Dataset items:
- - - - -
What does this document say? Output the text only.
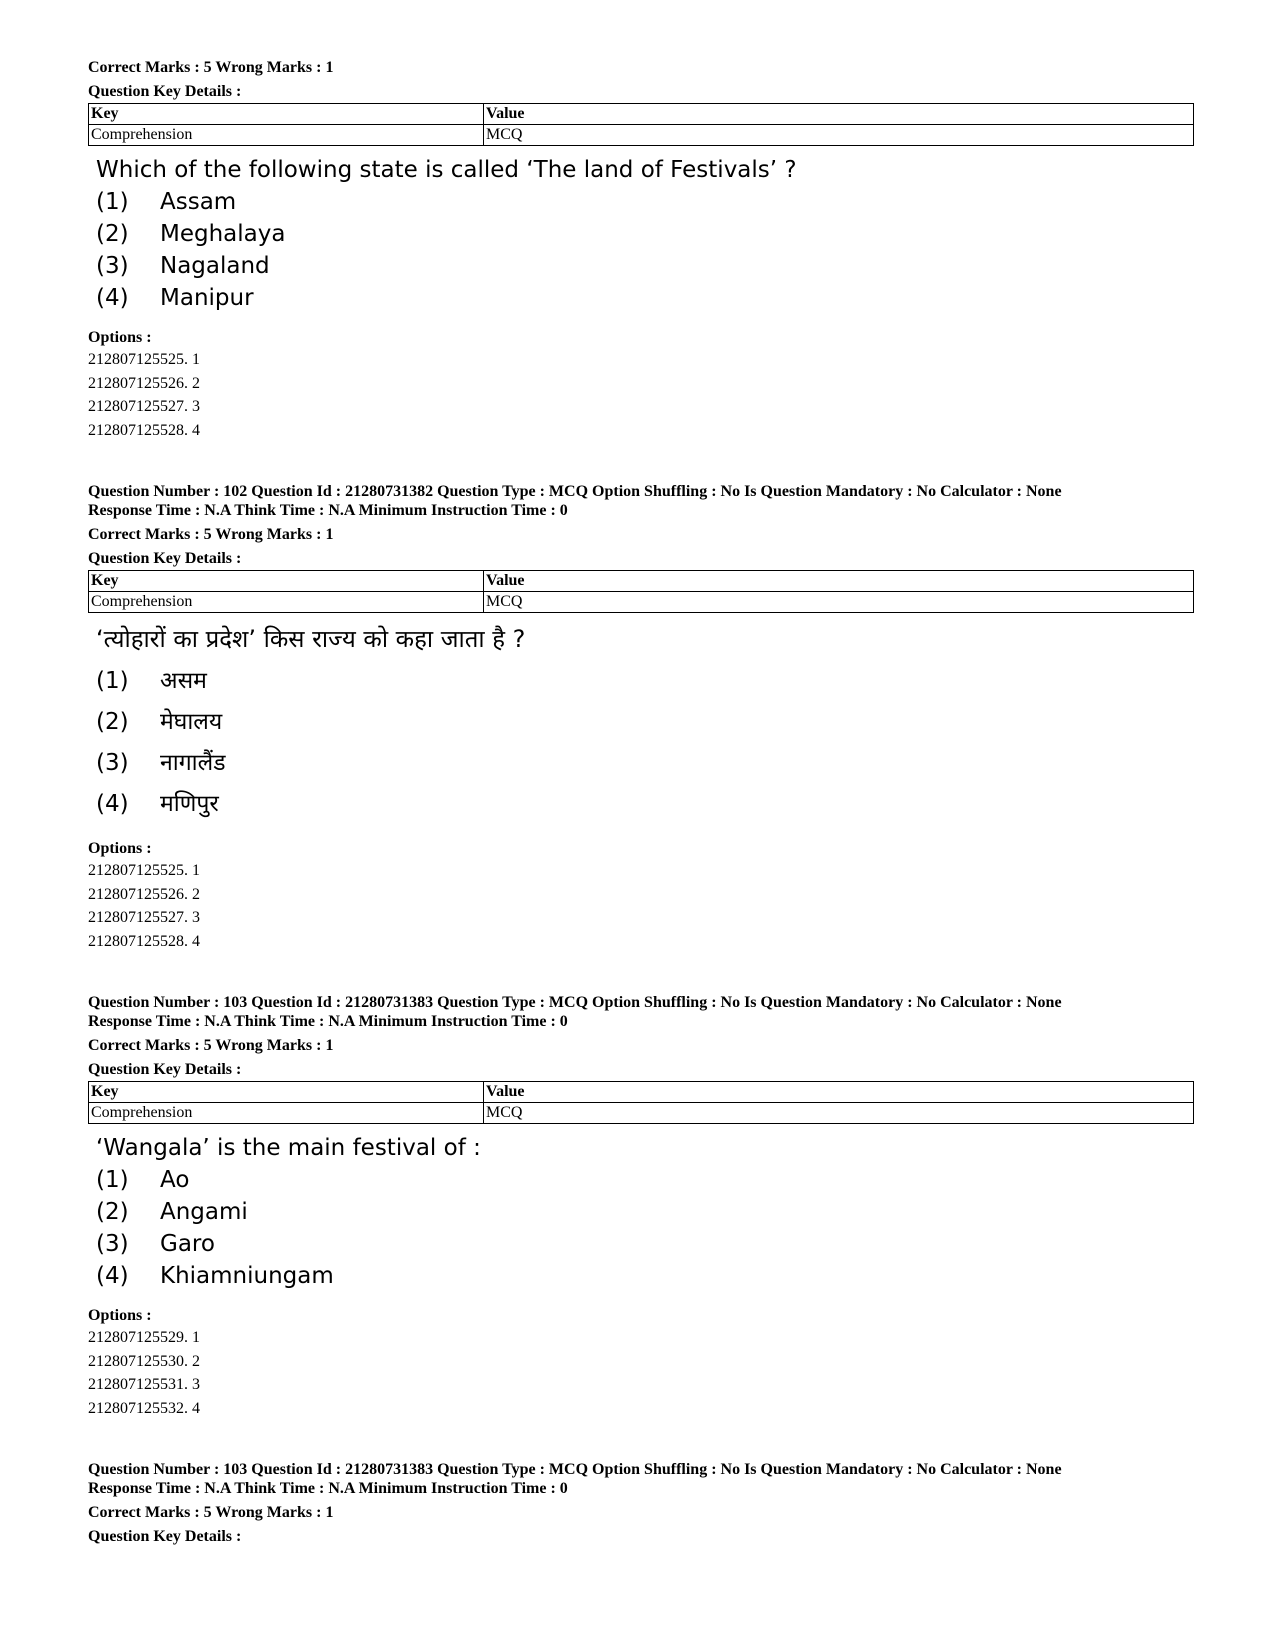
Correct Marks : 5 Wrong Marks : 1

Question Key Details :

Key	Value
Comprehension	MCQ
Which of the following state is called ‘The land of Festivals’ ?
(1)	Assam
(2)	Meghalaya
(3)	Nagaland
(4)	Manipur
Options :
212807125525. 1
212807125526. 2
212807125527. 3
212807125528. 4

Question Number : 102 Question Id : 21280731382 Question Type : MCQ Option Shuffling : No Is Question Mandatory : No Calculator : None

Response Time : N.A Think Time : N.A Minimum Instruction Time : 0

Correct Marks : 5 Wrong Marks : 1

Question Key Details :

Key	Value
Comprehension	MCQ
‘त्योहारों का प्रदेश’ किस राज्य को कहा जाता है ?
(1)	असम
(2)	मेघालय
(3)	नागालैंड
(4)	मणिपुर
Options :
212807125525. 1
212807125526. 2
212807125527. 3
212807125528. 4

Question Number : 103 Question Id : 21280731383 Question Type : MCQ Option Shuffling : No Is Question Mandatory : No Calculator : None

Response Time : N.A Think Time : N.A Minimum Instruction Time : 0

Correct Marks : 5 Wrong Marks : 1

Question Key Details :

Key	Value
Comprehension	MCQ
‘Wangala’ is the main festival of :
(1)	Ao
(2)	Angami
(3)	Garo
(4)	Khiamniungam
Options :
212807125529. 1
212807125530. 2
212807125531. 3
212807125532. 4

Question Number : 103 Question Id : 21280731383 Question Type : MCQ Option Shuffling : No Is Question Mandatory : No Calculator : None

Response Time : N.A Think Time : N.A Minimum Instruction Time : 0

Correct Marks : 5 Wrong Marks : 1

Question Key Details :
- - - - -
GOAL OF THE EXERCISE:
Excluding the pictures, reproduce every entry exactly as given.

CORRECT ANSWER:
What does this document say? Output the text only.
Correct Marks : 5 Wrong Marks : 1

Question Key Details :

Key	Value
Comprehension	MCQ
Which of the following state is called ‘The land of Festivals’ ?
(1)	Assam
(2)	Meghalaya
(3)	Nagaland
(4)	Manipur
Options :
212807125525. 1
212807125526. 2
212807125527. 3
212807125528. 4

Question Number : 102 Question Id : 21280731382 Question Type : MCQ Option Shuffling : No Is Question Mandatory : No Calculator : None

Response Time : N.A Think Time : N.A Minimum Instruction Time : 0

Correct Marks : 5 Wrong Marks : 1

Question Key Details :

Key	Value
Comprehension	MCQ
‘त्योहारों का प्रदेश’ किस राज्य को कहा जाता है ?
(1)	असम
(2)	मेघालय
(3)	नागालैंड
(4)	मणिपुर
Options :
212807125525. 1
212807125526. 2
212807125527. 3
212807125528. 4

Question Number : 103 Question Id : 21280731383 Question Type : MCQ Option Shuffling : No Is Question Mandatory : No Calculator : None

Response Time : N.A Think Time : N.A Minimum Instruction Time : 0

Correct Marks : 5 Wrong Marks : 1

Question Key Details :

Key	Value
Comprehension	MCQ
‘Wangala’ is the main festival of :
(1)	Ao
(2)	Angami
(3)	Garo
(4)	Khiamniungam
Options :
212807125529. 1
212807125530. 2
212807125531. 3
212807125532. 4

Question Number : 103 Question Id : 21280731383 Question Type : MCQ Option Shuffling : No Is Question Mandatory : No Calculator : None

Response Time : N.A Think Time : N.A Minimum Instruction Time : 0

Correct Marks : 5 Wrong Marks : 1

Question Key Details :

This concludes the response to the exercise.